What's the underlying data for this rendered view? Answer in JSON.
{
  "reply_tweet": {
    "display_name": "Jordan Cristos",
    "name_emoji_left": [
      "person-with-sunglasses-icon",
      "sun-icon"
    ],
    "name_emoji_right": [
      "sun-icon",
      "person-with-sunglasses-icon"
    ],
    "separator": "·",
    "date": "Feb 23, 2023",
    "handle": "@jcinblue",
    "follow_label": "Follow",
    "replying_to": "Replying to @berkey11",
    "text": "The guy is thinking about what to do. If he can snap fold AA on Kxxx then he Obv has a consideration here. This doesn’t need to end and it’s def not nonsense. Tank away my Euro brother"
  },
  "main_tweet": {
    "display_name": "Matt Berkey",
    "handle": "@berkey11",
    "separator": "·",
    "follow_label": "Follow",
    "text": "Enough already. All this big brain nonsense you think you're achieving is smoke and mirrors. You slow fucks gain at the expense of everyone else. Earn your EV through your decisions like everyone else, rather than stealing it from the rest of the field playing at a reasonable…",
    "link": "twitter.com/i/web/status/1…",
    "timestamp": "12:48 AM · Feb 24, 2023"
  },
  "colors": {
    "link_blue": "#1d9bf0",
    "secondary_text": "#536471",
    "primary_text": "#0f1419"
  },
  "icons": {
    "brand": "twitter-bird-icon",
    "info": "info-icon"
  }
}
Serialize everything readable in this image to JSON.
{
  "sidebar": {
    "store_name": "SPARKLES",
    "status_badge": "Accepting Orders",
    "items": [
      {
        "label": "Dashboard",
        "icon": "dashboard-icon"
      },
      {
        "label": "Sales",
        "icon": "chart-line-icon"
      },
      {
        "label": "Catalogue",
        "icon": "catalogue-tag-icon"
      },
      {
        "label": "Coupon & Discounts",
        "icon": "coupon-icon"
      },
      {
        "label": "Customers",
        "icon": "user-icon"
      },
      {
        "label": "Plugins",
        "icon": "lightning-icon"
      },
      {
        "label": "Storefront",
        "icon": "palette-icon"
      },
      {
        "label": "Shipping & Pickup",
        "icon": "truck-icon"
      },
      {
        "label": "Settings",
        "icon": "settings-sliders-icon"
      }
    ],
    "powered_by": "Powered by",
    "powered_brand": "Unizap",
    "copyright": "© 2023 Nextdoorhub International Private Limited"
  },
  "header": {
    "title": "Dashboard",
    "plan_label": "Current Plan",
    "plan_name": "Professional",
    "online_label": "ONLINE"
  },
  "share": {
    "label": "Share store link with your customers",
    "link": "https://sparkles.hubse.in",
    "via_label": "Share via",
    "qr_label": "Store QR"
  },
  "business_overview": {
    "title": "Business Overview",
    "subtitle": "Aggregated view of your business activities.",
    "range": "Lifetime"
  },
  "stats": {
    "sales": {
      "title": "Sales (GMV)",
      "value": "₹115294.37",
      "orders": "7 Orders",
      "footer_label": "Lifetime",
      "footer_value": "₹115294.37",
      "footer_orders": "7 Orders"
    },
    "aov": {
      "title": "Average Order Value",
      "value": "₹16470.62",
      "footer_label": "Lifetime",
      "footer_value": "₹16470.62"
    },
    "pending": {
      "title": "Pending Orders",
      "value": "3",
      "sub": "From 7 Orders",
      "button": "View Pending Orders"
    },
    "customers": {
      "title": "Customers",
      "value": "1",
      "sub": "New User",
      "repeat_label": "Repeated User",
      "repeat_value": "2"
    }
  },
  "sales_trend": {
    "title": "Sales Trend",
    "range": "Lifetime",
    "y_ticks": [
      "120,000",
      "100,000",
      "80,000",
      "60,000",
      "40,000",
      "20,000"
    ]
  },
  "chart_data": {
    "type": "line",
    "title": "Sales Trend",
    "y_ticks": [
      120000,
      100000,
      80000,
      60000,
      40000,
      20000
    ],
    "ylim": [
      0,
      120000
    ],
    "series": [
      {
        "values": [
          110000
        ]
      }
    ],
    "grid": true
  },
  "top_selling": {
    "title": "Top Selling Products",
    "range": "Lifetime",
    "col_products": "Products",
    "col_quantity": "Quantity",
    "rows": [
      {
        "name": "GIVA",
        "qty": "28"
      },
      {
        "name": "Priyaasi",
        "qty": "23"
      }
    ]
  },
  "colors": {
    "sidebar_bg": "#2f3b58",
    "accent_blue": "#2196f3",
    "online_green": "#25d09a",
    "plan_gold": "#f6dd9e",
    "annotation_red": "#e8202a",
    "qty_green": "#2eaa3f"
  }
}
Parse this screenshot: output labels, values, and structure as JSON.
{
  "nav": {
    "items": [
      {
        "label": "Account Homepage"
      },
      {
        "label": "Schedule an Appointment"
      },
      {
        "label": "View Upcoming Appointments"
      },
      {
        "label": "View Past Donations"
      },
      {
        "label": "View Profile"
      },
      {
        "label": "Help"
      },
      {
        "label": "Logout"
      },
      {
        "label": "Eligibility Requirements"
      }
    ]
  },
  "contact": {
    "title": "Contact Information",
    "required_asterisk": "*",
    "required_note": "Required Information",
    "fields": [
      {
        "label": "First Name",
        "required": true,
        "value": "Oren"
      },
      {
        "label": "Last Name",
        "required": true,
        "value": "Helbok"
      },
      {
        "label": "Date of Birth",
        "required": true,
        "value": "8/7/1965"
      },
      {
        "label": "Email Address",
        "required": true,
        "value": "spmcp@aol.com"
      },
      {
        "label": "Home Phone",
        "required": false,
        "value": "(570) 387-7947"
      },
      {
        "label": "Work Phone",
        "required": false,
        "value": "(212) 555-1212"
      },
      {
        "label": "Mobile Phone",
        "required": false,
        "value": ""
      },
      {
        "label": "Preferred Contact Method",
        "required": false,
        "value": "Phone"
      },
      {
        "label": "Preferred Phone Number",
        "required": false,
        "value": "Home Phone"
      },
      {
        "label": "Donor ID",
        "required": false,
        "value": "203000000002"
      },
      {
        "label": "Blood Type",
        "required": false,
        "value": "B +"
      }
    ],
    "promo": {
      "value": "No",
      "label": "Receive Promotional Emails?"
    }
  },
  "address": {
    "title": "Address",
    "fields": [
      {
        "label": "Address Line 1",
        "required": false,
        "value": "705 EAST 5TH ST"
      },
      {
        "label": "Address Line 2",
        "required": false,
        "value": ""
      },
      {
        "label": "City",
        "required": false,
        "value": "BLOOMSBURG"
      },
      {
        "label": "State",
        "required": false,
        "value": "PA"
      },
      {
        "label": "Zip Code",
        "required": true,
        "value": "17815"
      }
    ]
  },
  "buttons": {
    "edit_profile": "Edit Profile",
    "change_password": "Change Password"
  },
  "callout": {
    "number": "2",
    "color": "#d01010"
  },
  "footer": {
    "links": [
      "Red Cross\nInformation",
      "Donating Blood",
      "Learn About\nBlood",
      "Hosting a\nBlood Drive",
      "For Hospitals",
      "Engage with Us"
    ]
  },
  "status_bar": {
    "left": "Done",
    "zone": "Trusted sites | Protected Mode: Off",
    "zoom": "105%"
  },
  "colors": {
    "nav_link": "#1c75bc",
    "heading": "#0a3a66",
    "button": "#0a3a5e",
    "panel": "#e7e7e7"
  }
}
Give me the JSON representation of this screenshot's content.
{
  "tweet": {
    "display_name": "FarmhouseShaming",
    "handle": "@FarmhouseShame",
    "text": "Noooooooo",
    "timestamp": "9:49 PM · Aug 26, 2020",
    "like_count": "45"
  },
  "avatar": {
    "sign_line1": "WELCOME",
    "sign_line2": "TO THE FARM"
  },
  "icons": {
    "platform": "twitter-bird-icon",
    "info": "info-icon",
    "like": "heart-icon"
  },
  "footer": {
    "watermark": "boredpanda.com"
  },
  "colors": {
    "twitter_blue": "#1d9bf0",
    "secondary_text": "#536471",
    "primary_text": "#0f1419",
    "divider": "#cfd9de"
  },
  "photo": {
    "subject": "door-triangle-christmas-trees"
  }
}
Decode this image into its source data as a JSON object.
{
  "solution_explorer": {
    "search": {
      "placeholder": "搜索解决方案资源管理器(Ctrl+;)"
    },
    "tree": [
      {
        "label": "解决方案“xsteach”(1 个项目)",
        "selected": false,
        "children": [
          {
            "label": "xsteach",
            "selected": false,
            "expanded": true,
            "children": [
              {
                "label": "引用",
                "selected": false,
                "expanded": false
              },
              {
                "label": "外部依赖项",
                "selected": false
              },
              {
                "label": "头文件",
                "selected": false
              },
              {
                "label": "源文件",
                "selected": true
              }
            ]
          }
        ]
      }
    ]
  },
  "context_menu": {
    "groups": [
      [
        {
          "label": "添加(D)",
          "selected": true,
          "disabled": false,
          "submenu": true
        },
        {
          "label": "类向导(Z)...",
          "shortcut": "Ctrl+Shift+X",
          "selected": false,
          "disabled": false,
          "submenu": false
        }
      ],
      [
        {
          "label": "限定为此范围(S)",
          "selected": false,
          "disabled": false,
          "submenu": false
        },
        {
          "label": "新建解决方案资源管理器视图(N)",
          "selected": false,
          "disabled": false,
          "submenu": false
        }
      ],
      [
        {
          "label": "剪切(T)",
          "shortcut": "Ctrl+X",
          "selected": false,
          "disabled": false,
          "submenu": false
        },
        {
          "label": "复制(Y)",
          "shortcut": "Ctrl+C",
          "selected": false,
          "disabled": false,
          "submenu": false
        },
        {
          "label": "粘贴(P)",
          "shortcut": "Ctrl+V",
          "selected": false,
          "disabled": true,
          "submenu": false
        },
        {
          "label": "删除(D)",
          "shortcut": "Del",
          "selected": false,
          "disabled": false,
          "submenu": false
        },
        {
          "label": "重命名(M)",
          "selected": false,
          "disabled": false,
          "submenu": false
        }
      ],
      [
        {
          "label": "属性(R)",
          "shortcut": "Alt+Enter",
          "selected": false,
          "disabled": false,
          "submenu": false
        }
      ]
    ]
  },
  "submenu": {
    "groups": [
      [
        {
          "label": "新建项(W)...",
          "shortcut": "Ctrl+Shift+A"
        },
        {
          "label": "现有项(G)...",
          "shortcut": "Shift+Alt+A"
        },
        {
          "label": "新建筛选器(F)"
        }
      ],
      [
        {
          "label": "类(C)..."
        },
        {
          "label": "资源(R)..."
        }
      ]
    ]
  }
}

--

## What is being asked
Gather every line from the entries above where the word "values" appears, and copy them.

## Task result
        "values": [
Parse this screenshot: output labels, values, and structure as JSON.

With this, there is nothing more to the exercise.